-- EXERCISE INPUT --
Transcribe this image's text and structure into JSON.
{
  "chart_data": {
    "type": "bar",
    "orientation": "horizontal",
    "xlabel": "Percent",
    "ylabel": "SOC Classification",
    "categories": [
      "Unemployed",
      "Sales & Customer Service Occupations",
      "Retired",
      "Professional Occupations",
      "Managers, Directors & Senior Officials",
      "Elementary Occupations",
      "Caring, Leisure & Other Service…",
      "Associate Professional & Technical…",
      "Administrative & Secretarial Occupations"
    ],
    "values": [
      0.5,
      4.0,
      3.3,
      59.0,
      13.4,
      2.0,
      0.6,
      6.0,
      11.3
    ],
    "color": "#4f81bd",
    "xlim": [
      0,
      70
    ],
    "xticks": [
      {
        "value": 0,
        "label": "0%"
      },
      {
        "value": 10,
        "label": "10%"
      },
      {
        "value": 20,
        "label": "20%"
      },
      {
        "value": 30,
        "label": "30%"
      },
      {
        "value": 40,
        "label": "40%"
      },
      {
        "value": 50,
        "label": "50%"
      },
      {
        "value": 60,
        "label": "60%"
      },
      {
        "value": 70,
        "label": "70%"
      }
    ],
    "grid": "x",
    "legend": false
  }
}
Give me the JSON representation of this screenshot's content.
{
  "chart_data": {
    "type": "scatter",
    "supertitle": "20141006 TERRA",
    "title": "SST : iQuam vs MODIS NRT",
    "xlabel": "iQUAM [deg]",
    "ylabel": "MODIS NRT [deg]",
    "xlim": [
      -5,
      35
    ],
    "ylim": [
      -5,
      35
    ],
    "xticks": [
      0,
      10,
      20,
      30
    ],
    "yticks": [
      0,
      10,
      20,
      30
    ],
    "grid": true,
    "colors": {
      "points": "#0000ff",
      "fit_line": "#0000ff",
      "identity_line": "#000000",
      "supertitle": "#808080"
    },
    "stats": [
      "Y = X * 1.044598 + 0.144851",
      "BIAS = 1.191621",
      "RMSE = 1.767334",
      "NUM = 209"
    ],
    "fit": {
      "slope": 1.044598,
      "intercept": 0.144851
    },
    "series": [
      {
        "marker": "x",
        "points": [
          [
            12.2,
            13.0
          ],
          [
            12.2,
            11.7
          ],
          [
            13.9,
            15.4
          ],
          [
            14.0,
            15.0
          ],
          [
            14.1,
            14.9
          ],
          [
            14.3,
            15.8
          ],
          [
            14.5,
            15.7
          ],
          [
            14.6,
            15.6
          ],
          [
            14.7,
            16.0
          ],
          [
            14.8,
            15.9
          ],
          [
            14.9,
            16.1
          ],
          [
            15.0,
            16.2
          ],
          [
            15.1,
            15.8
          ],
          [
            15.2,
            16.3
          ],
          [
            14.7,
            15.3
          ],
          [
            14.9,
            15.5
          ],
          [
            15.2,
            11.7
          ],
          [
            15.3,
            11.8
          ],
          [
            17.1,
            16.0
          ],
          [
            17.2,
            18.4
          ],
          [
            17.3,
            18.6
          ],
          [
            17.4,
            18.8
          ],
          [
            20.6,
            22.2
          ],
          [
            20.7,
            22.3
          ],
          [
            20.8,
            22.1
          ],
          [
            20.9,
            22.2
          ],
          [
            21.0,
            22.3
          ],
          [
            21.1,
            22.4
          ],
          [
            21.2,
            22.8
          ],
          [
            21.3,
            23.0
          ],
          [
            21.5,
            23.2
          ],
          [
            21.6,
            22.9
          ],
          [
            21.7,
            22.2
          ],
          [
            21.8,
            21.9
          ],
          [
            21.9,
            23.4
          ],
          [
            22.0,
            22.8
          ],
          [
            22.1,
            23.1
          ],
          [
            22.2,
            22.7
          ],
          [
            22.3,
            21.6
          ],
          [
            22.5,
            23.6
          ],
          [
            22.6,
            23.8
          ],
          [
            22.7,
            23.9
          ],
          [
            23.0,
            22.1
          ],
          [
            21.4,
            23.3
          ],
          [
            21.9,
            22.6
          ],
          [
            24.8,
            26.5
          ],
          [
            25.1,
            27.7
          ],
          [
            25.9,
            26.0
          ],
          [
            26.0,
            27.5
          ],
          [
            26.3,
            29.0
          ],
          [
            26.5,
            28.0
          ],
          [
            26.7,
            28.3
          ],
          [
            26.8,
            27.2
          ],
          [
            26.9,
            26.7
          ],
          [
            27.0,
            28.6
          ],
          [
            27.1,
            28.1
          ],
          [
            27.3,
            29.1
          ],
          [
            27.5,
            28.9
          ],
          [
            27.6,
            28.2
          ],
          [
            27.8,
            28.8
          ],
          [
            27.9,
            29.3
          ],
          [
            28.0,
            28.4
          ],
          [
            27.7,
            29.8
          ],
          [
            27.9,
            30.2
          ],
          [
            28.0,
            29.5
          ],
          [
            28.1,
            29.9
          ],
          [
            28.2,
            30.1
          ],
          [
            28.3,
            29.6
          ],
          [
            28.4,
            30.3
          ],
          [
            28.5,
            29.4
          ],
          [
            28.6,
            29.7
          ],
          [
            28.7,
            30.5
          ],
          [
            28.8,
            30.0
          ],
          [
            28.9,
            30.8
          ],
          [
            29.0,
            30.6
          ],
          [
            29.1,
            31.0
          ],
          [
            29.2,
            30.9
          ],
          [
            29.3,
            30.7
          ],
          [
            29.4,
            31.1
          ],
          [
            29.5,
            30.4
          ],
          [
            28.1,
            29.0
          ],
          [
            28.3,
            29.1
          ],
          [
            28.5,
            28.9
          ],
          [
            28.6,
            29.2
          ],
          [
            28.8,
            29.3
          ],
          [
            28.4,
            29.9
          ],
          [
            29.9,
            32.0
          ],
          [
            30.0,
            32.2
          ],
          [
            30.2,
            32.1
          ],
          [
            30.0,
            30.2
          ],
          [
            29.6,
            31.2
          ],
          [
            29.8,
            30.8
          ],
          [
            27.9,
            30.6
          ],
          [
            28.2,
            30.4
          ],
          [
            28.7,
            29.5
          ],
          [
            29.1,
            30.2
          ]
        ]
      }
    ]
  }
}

-- SHORT TASK --
Report only the count of lines that include the string "supertitle".

-- ANSWER BELOW --
2